*Objective:* Which lines below hold the word "engine"? Copy all of them.

*Supplied entries:*
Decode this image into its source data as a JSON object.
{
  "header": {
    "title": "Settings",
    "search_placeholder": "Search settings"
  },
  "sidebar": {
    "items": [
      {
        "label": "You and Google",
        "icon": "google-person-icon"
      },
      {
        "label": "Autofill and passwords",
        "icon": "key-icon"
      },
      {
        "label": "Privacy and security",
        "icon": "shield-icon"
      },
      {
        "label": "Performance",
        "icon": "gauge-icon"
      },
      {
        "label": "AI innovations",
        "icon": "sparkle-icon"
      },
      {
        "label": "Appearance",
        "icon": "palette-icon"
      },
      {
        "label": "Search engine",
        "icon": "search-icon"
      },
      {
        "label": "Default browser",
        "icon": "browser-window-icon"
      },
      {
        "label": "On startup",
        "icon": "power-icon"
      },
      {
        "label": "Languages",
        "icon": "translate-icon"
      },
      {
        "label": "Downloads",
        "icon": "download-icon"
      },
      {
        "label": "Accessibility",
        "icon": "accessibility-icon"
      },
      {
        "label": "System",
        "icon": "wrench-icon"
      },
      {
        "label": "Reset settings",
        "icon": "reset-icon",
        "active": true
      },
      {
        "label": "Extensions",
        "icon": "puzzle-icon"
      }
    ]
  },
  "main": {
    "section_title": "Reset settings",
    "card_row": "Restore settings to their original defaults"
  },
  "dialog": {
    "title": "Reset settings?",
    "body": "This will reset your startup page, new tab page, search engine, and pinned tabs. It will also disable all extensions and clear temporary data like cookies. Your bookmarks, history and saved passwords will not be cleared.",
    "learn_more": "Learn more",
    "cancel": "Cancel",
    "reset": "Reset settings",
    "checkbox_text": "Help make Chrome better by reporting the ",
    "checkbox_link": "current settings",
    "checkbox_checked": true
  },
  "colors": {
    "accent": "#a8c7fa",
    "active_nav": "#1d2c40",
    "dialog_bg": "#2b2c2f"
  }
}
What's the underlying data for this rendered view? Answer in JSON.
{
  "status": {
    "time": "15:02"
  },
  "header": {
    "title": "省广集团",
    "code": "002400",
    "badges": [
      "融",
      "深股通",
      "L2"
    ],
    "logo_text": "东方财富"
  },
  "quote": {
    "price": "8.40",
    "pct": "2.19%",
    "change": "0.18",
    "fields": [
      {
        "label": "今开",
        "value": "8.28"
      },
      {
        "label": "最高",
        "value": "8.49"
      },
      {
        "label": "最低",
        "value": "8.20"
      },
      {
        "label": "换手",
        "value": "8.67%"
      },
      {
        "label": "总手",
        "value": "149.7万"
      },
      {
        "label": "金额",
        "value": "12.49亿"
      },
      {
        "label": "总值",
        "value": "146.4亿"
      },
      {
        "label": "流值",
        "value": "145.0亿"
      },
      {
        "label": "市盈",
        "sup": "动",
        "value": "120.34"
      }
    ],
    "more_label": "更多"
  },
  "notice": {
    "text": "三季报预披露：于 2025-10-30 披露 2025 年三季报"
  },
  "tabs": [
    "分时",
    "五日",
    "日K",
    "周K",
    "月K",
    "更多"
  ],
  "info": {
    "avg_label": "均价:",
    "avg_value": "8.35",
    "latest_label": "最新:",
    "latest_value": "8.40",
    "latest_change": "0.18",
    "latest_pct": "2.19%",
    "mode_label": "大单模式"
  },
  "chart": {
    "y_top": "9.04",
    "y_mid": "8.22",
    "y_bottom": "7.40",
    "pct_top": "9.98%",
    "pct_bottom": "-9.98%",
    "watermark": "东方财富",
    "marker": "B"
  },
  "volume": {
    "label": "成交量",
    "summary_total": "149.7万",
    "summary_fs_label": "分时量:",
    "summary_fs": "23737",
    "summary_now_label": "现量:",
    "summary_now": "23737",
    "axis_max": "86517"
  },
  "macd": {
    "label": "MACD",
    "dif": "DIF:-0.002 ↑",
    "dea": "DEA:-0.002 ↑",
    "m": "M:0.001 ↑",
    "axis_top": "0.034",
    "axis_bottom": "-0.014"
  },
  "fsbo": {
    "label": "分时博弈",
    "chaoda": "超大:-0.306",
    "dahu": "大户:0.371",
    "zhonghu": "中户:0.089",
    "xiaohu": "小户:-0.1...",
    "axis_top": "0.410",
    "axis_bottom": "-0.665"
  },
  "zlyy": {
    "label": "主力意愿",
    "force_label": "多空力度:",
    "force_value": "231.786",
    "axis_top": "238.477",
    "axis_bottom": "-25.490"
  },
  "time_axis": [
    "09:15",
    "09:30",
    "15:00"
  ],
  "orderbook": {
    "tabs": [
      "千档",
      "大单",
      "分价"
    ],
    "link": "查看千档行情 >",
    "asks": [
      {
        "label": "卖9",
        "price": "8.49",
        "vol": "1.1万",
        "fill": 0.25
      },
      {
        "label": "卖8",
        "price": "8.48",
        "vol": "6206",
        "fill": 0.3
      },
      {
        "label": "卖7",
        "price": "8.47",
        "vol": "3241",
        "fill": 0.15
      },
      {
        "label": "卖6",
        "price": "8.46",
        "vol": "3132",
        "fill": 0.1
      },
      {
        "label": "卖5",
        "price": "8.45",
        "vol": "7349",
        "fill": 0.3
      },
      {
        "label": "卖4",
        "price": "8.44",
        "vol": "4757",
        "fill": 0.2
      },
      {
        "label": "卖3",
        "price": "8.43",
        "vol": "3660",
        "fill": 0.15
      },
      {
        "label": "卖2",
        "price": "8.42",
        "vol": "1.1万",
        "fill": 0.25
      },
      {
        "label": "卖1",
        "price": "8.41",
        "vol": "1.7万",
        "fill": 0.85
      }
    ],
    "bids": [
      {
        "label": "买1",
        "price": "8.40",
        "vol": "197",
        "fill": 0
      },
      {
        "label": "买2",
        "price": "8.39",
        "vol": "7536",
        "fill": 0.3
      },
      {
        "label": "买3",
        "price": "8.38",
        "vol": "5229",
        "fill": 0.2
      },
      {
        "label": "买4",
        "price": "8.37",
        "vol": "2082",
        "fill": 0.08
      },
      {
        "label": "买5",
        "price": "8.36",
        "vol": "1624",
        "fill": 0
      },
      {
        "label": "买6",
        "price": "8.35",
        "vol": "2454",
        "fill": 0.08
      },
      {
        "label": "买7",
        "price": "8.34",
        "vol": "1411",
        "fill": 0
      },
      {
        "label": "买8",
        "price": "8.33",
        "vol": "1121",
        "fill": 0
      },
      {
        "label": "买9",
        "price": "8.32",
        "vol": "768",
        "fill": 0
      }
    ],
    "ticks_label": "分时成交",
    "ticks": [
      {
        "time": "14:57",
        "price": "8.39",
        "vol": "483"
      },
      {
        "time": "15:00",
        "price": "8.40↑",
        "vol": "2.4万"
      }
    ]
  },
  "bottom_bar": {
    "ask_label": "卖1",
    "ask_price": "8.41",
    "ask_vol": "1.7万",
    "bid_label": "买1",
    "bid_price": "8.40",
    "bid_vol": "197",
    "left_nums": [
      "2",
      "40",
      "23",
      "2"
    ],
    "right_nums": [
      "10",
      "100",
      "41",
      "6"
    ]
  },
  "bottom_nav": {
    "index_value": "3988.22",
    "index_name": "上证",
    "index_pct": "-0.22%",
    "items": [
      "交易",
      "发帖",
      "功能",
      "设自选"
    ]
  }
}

*The completed task:*
        "label": "Search engine",
    "body": "This will reset your startup page, new tab page, search engine, and pinned tabs. It will also disable all extensions and clear temporary data like cookies. Your bookmarks, history and saved passwords will not be cleared.",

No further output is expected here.